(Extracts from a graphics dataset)
<<<<
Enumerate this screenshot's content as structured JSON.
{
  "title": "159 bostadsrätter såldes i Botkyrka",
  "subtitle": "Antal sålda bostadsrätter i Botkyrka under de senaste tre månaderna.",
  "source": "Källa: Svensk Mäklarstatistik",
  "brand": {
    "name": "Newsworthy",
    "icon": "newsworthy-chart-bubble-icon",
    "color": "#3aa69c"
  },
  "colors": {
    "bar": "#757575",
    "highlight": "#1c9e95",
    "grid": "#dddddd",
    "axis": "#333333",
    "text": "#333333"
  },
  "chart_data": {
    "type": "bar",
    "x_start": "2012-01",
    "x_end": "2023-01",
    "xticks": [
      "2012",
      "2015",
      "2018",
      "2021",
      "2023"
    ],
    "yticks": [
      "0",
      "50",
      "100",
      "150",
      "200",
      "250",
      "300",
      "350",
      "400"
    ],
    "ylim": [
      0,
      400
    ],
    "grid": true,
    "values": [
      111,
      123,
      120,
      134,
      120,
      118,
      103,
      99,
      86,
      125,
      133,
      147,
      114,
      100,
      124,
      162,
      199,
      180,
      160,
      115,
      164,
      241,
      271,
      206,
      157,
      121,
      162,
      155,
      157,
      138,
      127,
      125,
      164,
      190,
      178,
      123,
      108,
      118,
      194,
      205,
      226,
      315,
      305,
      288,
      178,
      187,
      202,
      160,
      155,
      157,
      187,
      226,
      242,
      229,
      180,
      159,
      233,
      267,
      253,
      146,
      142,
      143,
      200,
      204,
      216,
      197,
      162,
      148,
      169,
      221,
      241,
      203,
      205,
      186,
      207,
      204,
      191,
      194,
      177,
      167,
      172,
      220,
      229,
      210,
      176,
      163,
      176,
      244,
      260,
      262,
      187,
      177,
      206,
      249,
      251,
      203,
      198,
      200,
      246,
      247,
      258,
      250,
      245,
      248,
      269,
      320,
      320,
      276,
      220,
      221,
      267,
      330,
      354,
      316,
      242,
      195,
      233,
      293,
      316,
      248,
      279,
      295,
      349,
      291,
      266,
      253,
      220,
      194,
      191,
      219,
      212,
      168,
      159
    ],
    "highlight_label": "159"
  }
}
>>>>
<<<<
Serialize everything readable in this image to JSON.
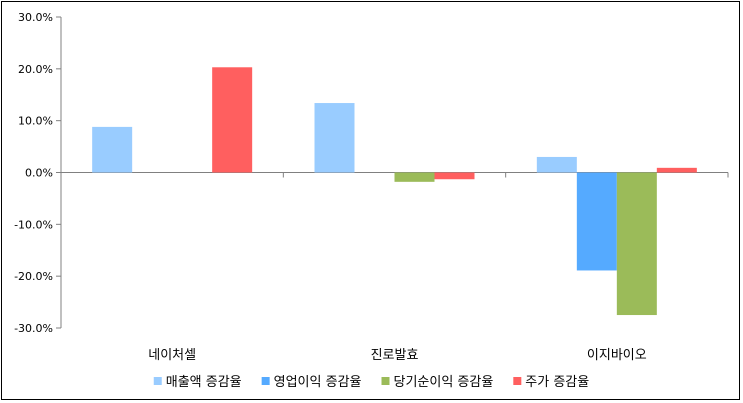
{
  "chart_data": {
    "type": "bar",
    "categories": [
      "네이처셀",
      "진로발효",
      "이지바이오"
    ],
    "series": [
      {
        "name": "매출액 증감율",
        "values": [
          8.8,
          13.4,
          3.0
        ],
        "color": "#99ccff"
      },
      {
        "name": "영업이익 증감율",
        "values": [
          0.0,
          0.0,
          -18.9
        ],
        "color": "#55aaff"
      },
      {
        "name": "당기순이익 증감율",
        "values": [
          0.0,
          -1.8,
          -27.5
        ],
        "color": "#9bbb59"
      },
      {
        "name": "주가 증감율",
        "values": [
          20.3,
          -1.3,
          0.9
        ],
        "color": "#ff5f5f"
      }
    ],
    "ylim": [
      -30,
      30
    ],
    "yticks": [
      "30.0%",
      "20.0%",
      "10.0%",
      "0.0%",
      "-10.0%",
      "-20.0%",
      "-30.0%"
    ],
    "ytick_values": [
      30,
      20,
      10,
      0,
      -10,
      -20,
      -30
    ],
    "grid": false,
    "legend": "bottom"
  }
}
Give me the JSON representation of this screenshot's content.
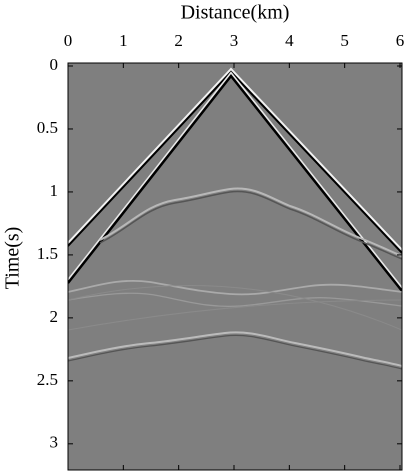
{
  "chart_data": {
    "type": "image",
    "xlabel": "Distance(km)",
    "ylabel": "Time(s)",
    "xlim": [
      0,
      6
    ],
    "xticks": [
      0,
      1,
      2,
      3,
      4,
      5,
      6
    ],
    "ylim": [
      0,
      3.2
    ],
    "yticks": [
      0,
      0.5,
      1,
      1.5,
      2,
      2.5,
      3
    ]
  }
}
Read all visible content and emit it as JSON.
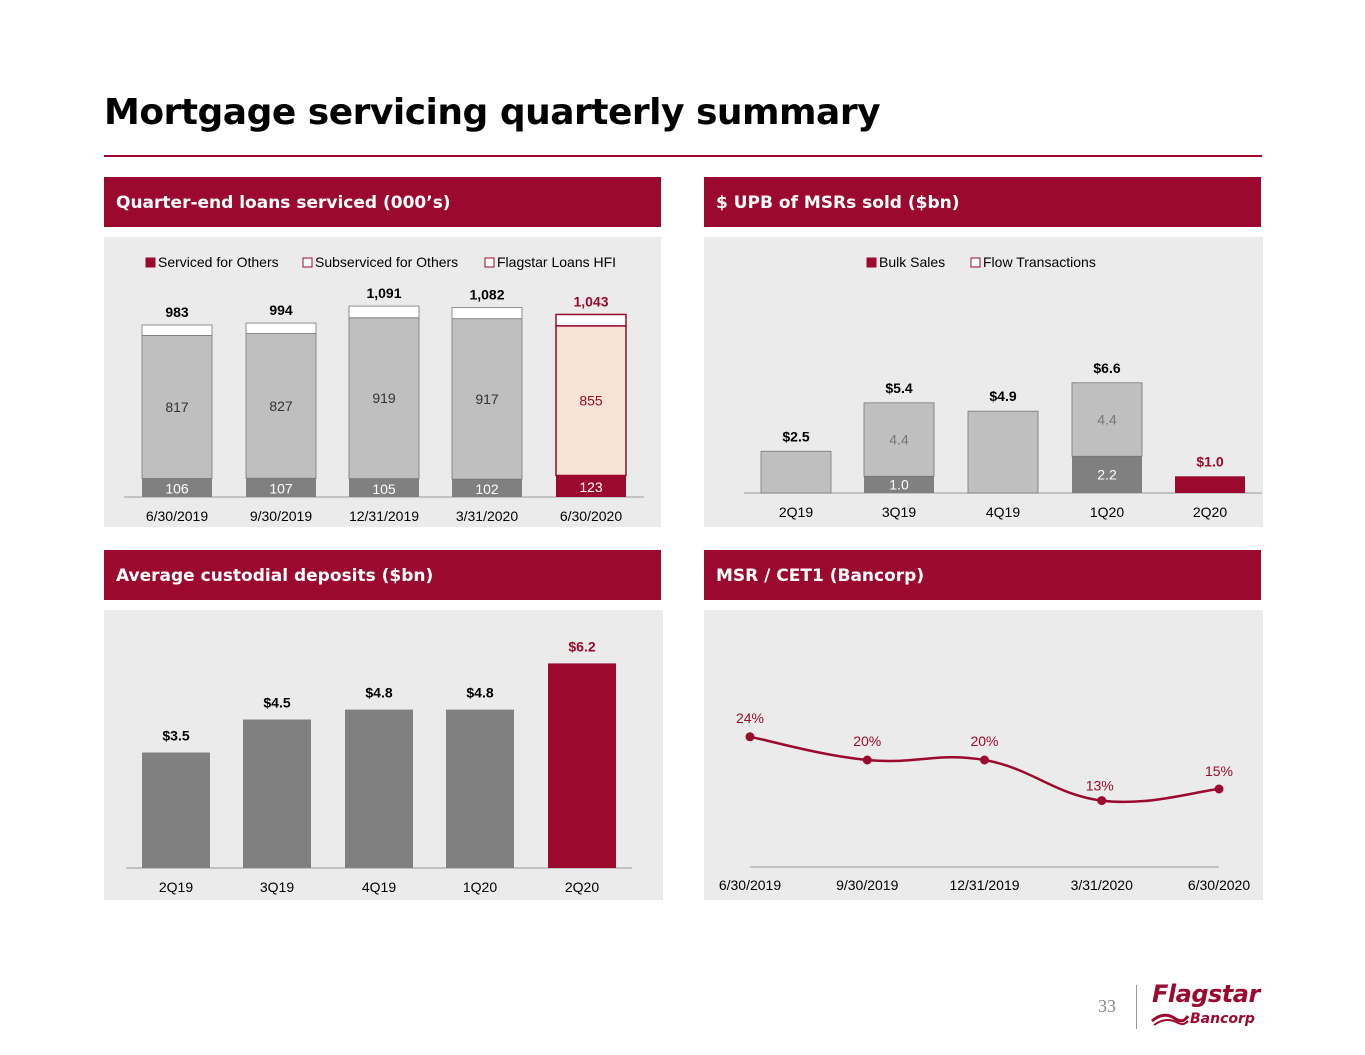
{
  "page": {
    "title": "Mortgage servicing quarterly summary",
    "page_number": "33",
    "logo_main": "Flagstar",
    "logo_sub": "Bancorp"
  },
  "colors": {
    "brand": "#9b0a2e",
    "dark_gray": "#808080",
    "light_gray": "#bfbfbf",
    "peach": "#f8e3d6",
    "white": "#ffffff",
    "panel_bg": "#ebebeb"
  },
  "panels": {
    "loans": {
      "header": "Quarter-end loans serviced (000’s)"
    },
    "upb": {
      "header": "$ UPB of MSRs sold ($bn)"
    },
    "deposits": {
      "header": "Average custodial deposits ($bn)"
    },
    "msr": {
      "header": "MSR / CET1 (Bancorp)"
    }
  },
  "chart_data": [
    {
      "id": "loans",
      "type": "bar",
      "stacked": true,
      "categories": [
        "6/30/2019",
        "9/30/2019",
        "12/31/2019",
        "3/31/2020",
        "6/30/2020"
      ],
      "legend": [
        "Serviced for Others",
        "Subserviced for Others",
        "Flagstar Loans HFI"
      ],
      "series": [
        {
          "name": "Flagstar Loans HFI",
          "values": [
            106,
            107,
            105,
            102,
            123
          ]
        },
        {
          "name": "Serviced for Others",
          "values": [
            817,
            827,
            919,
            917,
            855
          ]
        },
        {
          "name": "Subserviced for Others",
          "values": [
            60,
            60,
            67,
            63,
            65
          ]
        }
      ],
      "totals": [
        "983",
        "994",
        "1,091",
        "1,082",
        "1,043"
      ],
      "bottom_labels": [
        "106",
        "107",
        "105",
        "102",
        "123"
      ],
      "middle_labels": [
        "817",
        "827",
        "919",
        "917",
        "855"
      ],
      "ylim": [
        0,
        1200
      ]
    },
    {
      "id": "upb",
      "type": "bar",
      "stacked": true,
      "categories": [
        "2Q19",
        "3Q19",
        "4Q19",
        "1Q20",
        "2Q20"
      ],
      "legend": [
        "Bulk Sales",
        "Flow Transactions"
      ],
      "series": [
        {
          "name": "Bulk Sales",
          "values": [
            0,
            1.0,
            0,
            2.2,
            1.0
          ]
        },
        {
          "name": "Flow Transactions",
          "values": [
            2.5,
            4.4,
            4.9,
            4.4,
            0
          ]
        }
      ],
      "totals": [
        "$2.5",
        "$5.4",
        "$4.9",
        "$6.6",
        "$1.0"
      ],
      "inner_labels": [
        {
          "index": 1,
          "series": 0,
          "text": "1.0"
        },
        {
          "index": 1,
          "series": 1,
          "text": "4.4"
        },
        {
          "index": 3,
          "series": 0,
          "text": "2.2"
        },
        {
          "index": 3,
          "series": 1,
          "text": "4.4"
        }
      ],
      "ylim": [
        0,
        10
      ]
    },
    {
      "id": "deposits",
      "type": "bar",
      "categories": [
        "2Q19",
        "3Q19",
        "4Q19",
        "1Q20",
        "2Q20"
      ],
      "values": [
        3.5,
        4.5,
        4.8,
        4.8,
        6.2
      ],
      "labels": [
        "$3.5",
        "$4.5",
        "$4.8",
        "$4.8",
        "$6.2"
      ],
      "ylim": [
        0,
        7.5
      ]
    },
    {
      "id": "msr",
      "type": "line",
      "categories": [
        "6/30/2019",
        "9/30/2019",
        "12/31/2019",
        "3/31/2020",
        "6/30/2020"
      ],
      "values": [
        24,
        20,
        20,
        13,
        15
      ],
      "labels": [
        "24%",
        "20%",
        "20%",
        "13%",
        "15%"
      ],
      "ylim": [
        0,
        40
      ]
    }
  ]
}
>>>>
<<<<
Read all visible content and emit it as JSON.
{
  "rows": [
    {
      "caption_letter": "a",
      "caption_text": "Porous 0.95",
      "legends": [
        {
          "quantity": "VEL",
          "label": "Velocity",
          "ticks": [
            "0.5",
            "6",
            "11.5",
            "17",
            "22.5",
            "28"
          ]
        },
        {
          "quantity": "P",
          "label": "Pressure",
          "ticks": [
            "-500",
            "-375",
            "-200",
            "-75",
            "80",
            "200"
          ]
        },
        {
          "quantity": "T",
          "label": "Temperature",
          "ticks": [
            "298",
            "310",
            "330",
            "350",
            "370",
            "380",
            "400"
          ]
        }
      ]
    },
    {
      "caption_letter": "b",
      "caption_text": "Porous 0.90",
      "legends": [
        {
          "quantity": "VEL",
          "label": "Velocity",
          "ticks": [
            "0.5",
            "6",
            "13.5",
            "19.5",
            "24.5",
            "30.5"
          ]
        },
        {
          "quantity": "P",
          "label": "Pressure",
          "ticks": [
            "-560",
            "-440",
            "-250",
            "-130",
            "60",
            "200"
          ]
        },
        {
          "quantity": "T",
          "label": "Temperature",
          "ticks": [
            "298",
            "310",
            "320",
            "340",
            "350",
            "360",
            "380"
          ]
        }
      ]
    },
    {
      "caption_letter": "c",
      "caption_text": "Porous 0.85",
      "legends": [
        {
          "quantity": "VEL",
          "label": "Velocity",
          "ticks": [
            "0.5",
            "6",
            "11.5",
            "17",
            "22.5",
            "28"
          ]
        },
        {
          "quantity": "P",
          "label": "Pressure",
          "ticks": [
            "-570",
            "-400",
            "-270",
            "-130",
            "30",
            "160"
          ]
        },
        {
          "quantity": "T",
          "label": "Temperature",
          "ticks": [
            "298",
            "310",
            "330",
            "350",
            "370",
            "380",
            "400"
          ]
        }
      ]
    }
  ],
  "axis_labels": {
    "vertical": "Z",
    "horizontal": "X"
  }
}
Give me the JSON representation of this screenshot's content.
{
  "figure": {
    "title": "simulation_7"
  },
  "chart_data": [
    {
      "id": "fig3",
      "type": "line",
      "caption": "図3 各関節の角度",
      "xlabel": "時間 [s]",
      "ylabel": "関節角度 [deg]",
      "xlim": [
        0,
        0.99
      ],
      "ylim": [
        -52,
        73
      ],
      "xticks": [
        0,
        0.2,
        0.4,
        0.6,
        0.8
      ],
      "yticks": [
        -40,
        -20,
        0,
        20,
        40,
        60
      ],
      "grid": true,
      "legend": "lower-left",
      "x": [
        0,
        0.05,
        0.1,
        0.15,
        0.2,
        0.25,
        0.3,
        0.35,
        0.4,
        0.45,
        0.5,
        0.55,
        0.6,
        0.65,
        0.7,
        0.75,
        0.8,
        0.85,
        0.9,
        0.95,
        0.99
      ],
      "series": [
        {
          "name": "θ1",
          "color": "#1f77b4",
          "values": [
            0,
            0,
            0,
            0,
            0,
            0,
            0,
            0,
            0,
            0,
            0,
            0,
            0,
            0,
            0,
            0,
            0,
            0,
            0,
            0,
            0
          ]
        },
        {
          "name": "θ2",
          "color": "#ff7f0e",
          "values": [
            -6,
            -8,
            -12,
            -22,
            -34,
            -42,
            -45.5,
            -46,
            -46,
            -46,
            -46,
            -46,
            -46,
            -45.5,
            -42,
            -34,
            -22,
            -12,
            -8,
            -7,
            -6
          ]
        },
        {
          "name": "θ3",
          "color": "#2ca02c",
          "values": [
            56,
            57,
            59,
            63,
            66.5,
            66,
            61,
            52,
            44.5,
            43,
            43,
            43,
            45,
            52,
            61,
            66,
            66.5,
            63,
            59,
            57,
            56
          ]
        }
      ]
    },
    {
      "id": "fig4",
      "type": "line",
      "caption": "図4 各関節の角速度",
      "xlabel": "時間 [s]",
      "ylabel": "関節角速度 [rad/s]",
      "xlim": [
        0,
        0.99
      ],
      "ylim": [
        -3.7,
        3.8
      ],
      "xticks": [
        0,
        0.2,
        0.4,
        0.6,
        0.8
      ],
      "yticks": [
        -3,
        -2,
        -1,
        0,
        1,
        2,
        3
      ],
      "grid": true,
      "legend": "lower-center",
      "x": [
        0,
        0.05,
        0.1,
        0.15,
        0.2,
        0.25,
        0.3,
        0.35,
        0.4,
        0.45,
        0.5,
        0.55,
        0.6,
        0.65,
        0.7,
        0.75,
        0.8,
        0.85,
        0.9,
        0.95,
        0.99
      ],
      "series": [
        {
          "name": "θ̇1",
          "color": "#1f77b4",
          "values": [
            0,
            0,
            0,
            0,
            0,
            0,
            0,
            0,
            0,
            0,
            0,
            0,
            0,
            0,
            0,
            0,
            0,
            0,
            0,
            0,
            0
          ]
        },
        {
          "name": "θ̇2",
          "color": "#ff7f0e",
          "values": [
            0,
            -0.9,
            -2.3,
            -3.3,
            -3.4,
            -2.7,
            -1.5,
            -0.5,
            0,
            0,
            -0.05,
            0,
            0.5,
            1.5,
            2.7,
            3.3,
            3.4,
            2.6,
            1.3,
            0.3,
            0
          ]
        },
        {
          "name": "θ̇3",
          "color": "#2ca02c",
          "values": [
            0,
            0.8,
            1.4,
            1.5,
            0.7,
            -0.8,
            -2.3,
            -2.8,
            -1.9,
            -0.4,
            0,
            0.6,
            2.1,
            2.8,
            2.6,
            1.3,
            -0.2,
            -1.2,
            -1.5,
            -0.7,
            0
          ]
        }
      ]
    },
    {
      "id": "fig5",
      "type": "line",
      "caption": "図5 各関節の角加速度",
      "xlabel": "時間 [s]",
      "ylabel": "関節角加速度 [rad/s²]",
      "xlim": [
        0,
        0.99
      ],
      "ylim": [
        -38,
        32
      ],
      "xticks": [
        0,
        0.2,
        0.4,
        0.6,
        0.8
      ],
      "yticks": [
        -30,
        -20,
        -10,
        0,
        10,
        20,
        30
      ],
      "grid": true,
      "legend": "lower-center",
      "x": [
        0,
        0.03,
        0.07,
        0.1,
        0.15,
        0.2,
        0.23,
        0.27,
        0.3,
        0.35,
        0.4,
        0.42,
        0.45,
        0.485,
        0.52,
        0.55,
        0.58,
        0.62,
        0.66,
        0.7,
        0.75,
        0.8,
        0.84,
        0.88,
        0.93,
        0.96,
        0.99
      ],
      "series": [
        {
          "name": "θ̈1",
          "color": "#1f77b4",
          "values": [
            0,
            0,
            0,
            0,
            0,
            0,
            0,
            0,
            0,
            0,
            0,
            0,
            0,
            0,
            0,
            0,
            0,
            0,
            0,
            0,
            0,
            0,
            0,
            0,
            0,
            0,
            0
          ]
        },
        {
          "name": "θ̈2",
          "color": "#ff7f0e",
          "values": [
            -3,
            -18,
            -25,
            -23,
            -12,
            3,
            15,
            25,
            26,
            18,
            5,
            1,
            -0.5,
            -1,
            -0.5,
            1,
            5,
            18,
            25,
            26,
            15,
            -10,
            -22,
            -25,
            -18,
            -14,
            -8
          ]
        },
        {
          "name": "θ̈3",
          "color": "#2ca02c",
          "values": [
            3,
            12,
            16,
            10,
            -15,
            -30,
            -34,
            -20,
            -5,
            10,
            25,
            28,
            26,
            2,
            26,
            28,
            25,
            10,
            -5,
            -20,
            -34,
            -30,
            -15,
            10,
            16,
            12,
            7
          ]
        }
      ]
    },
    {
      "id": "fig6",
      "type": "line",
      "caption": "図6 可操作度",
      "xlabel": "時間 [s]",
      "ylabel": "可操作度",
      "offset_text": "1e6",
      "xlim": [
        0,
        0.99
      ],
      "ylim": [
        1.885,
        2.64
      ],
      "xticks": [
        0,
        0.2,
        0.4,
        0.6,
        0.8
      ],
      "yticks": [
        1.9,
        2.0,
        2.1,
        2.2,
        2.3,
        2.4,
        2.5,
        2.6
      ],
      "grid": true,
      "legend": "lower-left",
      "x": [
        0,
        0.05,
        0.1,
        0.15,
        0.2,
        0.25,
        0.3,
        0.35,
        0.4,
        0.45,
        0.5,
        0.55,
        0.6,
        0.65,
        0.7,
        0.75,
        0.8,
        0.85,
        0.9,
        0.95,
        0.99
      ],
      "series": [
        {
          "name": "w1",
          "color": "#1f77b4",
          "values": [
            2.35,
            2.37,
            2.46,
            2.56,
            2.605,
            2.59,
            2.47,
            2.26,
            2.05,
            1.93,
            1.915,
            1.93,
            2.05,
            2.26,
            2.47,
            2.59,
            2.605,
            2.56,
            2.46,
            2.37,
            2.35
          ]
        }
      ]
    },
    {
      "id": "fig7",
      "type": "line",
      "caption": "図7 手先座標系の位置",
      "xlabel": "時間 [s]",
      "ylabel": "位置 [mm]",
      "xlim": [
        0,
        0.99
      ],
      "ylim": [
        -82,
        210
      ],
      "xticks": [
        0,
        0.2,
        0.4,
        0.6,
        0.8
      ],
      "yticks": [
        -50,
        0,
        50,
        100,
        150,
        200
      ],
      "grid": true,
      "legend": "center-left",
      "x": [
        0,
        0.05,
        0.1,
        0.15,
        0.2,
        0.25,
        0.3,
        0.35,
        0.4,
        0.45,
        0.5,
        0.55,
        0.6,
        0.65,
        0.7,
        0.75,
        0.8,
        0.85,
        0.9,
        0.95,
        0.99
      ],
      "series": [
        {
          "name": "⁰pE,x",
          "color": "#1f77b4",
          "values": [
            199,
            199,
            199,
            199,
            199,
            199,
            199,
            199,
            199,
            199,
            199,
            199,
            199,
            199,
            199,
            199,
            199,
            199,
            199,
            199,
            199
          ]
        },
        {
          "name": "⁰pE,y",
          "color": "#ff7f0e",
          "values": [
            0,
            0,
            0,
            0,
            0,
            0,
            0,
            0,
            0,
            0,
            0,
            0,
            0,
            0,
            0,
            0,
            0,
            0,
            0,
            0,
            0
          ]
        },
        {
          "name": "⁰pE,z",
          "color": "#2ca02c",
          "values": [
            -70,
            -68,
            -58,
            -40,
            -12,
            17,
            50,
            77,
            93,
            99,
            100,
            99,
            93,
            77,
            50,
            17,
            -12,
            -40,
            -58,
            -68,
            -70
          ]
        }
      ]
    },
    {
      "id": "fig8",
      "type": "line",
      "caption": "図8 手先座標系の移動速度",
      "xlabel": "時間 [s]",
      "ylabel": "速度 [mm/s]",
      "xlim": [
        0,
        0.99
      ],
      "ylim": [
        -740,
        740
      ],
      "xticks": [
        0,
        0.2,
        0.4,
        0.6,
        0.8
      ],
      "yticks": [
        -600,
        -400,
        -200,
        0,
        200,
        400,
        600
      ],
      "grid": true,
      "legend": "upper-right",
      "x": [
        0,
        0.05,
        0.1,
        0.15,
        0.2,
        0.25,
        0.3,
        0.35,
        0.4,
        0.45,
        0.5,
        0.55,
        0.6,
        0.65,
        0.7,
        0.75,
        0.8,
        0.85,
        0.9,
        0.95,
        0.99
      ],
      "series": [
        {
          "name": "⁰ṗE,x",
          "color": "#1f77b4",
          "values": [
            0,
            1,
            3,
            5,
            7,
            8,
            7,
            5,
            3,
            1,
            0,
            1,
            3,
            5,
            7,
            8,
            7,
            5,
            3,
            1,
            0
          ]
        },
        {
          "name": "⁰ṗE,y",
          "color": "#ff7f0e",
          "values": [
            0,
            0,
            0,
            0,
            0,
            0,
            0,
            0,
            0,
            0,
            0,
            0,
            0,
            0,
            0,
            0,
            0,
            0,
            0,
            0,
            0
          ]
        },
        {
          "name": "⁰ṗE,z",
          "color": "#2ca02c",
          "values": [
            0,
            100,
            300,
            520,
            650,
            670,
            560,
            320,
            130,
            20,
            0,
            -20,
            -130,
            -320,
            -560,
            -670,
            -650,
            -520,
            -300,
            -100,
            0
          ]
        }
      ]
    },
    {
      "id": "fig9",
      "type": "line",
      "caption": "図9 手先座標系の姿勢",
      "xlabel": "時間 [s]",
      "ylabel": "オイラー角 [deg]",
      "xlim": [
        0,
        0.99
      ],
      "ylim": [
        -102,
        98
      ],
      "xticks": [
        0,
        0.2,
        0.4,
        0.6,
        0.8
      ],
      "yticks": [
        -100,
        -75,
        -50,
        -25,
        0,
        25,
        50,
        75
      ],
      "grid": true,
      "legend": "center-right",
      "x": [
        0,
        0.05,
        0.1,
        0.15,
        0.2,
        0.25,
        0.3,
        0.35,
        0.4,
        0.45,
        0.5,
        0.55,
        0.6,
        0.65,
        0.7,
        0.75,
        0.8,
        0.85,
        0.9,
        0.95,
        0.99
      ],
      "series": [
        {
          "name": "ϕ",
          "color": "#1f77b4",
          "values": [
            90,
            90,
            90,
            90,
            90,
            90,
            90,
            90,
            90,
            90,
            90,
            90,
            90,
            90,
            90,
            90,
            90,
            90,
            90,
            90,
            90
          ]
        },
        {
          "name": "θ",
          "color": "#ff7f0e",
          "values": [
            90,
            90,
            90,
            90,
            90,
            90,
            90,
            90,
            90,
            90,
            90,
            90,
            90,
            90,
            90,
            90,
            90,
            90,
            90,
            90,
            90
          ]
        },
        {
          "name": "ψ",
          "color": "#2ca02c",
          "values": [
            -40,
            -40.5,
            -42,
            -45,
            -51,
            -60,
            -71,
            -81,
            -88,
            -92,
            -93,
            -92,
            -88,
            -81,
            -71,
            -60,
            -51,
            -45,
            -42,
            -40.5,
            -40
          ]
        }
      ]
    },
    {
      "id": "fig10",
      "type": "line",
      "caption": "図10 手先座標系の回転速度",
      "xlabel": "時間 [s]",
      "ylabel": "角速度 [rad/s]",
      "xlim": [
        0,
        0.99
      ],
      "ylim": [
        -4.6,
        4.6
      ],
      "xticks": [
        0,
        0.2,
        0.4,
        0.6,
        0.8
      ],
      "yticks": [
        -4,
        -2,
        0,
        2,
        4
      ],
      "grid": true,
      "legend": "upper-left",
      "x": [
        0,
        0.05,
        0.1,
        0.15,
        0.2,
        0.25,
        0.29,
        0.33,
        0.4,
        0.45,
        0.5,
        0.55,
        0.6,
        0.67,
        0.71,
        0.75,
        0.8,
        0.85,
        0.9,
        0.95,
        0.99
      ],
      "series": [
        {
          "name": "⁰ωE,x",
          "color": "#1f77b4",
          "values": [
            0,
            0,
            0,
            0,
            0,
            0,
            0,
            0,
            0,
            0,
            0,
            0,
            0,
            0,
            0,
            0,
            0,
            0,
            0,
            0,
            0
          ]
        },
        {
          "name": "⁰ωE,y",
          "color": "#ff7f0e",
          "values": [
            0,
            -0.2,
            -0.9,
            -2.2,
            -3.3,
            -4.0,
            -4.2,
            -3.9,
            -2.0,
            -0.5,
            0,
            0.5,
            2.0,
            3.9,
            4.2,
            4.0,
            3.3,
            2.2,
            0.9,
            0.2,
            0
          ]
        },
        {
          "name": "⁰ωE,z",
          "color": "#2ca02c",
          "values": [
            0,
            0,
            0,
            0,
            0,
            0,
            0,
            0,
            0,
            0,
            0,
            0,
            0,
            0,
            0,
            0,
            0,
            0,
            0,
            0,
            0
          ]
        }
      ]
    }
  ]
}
>>>>
- [Set problem]: Counting only lines of the data above that hold "Botkyrka", report the total and nothing else.

- [Written reply]: 2